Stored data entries
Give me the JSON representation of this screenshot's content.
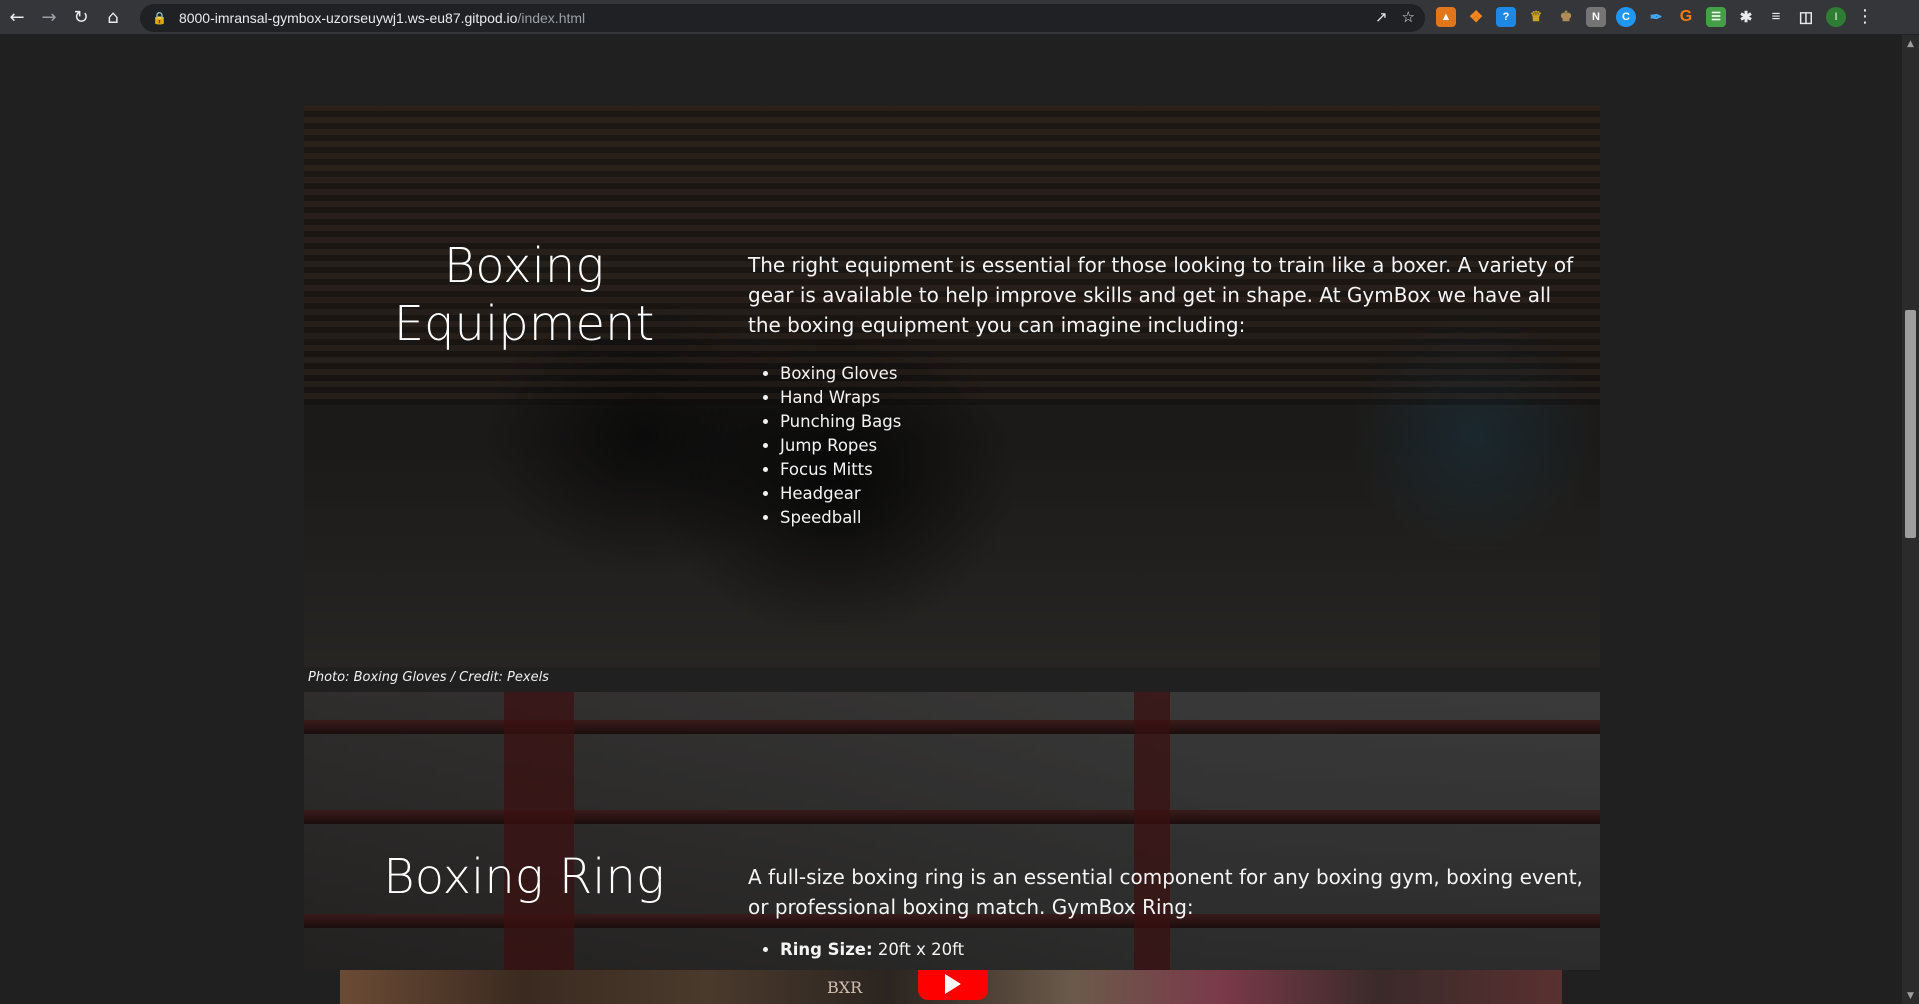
{
  "browser": {
    "url_host": "8000-imransal-gymbox-uzorseuywj1.ws-eu87.gitpod.io",
    "url_path": "/index.html",
    "profile_initial": "I",
    "nav_icons": [
      "back-arrow-icon",
      "forward-arrow-icon",
      "reload-icon",
      "home-icon"
    ],
    "omnibox_icons": [
      "share-icon",
      "bookmark-star-icon"
    ]
  },
  "equipment": {
    "title": "Boxing Equipment",
    "intro": "The right equipment is essential for those looking to train like a boxer. A variety of gear is available to help improve skills and get in shape. At GymBox we have all the boxing equipment you can imagine including:",
    "items": [
      "Boxing Gloves",
      "Hand Wraps",
      "Punching Bags",
      "Jump Ropes",
      "Focus Mitts",
      "Headgear",
      "Speedball"
    ],
    "caption": "Photo: Boxing Gloves / Credit: Pexels"
  },
  "ring": {
    "title": "Boxing Ring",
    "intro": "A full-size boxing ring is an essential component for any boxing gym, boxing event, or professional boxing match. GymBox Ring:",
    "first_item_label": "Ring Size:",
    "first_item_value": " 20ft x 20ft"
  },
  "video": {
    "sign_text": "BXR"
  },
  "colors": {
    "page_bg": "#202020",
    "chrome_bg": "#35363a",
    "youtube_red": "#ff0000"
  }
}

◆ **EXERCISE DESCRIPTION**
Quote the data above in full and without alteration; skip the pictures.

◆ **SOLUTION TO THIS PROBLEM**
Give me the JSON representation of this screenshot's content.
{
  "browser": {
    "url_host": "8000-imransal-gymbox-uzorseuywj1.ws-eu87.gitpod.io",
    "url_path": "/index.html",
    "profile_initial": "I",
    "nav_icons": [
      "back-arrow-icon",
      "forward-arrow-icon",
      "reload-icon",
      "home-icon"
    ],
    "omnibox_icons": [
      "share-icon",
      "bookmark-star-icon"
    ]
  },
  "equipment": {
    "title": "Boxing Equipment",
    "intro": "The right equipment is essential for those looking to train like a boxer. A variety of gear is available to help improve skills and get in shape. At GymBox we have all the boxing equipment you can imagine including:",
    "items": [
      "Boxing Gloves",
      "Hand Wraps",
      "Punching Bags",
      "Jump Ropes",
      "Focus Mitts",
      "Headgear",
      "Speedball"
    ],
    "caption": "Photo: Boxing Gloves / Credit: Pexels"
  },
  "ring": {
    "title": "Boxing Ring",
    "intro": "A full-size boxing ring is an essential component for any boxing gym, boxing event, or professional boxing match. GymBox Ring:",
    "first_item_label": "Ring Size:",
    "first_item_value": " 20ft x 20ft"
  },
  "video": {
    "sign_text": "BXR"
  },
  "colors": {
    "page_bg": "#202020",
    "chrome_bg": "#35363a",
    "youtube_red": "#ff0000"
  }
}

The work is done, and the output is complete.